Making a Unique Keyboard

One day, my daughter started telling us stories about a race of triangular beings. The fact that these stories started a short time after she discovered the videos of Vi Hart (link) is, I'm sure, completely coincidental.

According to my daughter, the Triangles have their own world, their own history, and their own alphabet. Conveniently, their alphabet has 26 letters that correspond to the Roman alphabet. Upon my request, she wrote out the full alphabet for me to learn, which was useful for reading the speech balloons in her doodles of Triangles.

One day, I was looking at a speech balloon that said "YAY!" and it struck me that the Triangles even had their own exclamation point. Curious, I asked her about the Triangle period, comma, and so forth, and to my surprise she readily produced (on a page in my notebook) every single punctuation mark I could think to ask about. Question mark, percent sign, asterisk, curly braces … the Triangles even had their own symbol for our dollar sign and cent sign. The Triangles used the same numerical digits as we did, but everything else was different.

(And these symbols weren't just being tossed off on a whim, either. At one point I went back through some of her old doodles made during math homework, and realized that she had shown me the Triangle plus sign and equal sign several months ago. They were the same as the ones she had drawn recently.)

Looking at this page of symbols, I got it in my head that it would be fun to draw up an ASCII chart for her, but written entirely in the Triangle's alphabet. I seriously considered making this for her as a Christmas present, when an even better idea occurred to me.

An actual keyboard, entirely in Triangle.

At first, I figured this wouldn't actually be too hard to do. All I needed was a keyboard with blank keycaps, and some way to draw symbols on them. And it is exactly this sort of blind naïveté that marks the initiation of many of my most successful projects, because if I had understood at the outset how much work this would actually entail, I almost certainly would have been too intimidated to proceed.

The first order of business was to procure the blank keyboard, and fortunately for me such things do already exist. The DAS keyboard (amazon link) is a well-known though expensive instance of one. I did a little poking around a found a more reasonably-priced example from a company called Ablenet (amazon link).

It comes with large-font stickers that you can apply to the keys. Or not, as the case may be.

++++++++++

> [CHALLENGE 1] Output as a JSON list of strings every line of the listing from its first line through the line holding "x-tick-label: 1-18 — [166, 472, 198, 488]", inclusive, one string per line and with blank lines left out.

++++++++++

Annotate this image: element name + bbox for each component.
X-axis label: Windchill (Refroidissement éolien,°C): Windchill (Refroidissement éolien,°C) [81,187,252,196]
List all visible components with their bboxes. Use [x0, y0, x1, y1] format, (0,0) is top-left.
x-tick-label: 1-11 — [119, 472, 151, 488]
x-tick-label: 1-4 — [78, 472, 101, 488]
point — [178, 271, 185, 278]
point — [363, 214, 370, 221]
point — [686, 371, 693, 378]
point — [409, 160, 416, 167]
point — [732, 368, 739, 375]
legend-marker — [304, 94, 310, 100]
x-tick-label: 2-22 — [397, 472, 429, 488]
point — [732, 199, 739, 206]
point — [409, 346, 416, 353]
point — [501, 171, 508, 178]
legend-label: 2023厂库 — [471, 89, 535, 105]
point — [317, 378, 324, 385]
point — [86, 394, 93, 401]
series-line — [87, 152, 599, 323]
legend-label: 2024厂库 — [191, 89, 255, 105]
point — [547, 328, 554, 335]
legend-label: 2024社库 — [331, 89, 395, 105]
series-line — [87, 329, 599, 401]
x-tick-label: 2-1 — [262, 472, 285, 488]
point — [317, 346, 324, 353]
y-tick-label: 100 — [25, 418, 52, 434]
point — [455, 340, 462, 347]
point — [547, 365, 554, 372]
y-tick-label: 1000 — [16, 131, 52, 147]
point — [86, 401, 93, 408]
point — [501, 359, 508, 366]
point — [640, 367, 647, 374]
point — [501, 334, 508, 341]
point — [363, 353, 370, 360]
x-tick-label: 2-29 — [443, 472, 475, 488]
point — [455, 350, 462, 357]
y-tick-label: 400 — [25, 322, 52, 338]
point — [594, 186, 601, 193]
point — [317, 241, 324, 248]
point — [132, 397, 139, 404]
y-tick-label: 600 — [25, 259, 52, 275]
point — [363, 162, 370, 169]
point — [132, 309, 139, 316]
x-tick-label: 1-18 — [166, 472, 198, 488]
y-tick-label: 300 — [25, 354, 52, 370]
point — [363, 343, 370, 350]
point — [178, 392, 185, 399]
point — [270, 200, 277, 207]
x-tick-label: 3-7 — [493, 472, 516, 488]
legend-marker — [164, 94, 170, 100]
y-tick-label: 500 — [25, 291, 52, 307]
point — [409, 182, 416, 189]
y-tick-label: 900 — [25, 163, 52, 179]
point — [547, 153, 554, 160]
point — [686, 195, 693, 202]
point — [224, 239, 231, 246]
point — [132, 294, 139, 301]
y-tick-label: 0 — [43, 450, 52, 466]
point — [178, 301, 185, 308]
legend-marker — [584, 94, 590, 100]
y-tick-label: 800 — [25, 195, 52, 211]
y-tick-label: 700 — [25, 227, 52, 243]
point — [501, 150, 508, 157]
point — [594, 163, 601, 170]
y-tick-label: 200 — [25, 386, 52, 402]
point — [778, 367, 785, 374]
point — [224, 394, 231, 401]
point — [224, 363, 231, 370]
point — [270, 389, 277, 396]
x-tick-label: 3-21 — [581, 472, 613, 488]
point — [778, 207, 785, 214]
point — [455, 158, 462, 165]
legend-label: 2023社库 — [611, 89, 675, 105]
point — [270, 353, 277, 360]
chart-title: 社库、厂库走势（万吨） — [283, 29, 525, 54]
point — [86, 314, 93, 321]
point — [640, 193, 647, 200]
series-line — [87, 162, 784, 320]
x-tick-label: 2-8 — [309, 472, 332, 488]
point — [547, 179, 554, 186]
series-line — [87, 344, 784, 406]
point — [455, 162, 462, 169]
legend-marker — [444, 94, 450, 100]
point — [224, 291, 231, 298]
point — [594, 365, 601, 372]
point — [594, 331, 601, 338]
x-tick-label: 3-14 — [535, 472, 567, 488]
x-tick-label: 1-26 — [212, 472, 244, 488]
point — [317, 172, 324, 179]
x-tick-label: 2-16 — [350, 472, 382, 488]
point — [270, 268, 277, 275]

++++++++++

> [CHALLENGE 2] Summarize the piece on making a unique keyboard in two sentences.

> [SOLUTION 1]
[
  "Annotate this image: element name + bbox for each component.",
  "X-axis label: Windchill (Refroidissement éolien,°C): Windchill (Refroidissement éolien,°C) [81,187,252,196]",
  "List all visible components with their bboxes. Use [x0, y0, x1, y1] format, (0,0) is top-left.",
  "x-tick-label: 1-11 — [119, 472, 151, 488]",
  "x-tick-label: 1-4 — [78, 472, 101, 488]",
  "point — [178, 271, 185, 278]",
  "point — [363, 214, 370, 221]",
  "point — [686, 371, 693, 378]",
  "point — [409, 160, 416, 167]",
  "point — [732, 368, 739, 375]",
  "legend-marker — [304, 94, 310, 100]",
  "x-tick-label: 2-22 — [397, 472, 429, 488]",
  "point — [732, 199, 739, 206]",
  "point — [409, 346, 416, 353]",
  "point — [501, 171, 508, 178]",
  "legend-label: 2023厂库 — [471, 89, 535, 105]",
  "point — [317, 378, 324, 385]",
  "point — [86, 394, 93, 401]",
  "series-line — [87, 152, 599, 323]",
  "legend-label: 2024厂库 — [191, 89, 255, 105]",
  "point — [547, 328, 554, 335]",
  "legend-label: 2024社库 — [331, 89, 395, 105]",
  "series-line — [87, 329, 599, 401]",
  "x-tick-label: 2-1 — [262, 472, 285, 488]",
  "point — [317, 346, 324, 353]",
  "y-tick-label: 100 — [25, 418, 52, 434]",
  "point — [455, 340, 462, 347]",
  "point — [547, 365, 554, 372]",
  "y-tick-label: 1000 — [16, 131, 52, 147]",
  "point — [86, 401, 93, 408]",
  "point — [501, 359, 508, 366]",
  "point — [640, 367, 647, 374]",
  "point — [501, 334, 508, 341]",
  "point — [363, 353, 370, 360]",
  "x-tick-label: 2-29 — [443, 472, 475, 488]",
  "point — [455, 350, 462, 357]",
  "y-tick-label: 400 — [25, 322, 52, 338]",
  "point — [594, 186, 601, 193]",
  "point — [317, 241, 324, 248]",
  "point — [132, 397, 139, 404]",
  "y-tick-label: 600 — [25, 259, 52, 275]",
  "point — [363, 162, 370, 169]",
  "point — [132, 309, 139, 316]",
  "x-tick-label: 1-18 — [166, 472, 198, 488]"
]

> [SOLUTION 2] The writer's daughter told stories about triangular beings with their own 26-letter alphabet and a full set of punctuation symbols, though they used the same numerical digits as we do. This inspired the writer to make a keyboard entirely in the Triangle script, starting with a blank keyboard from Ablenet, which was more reasonably priced than the DAS keyboard.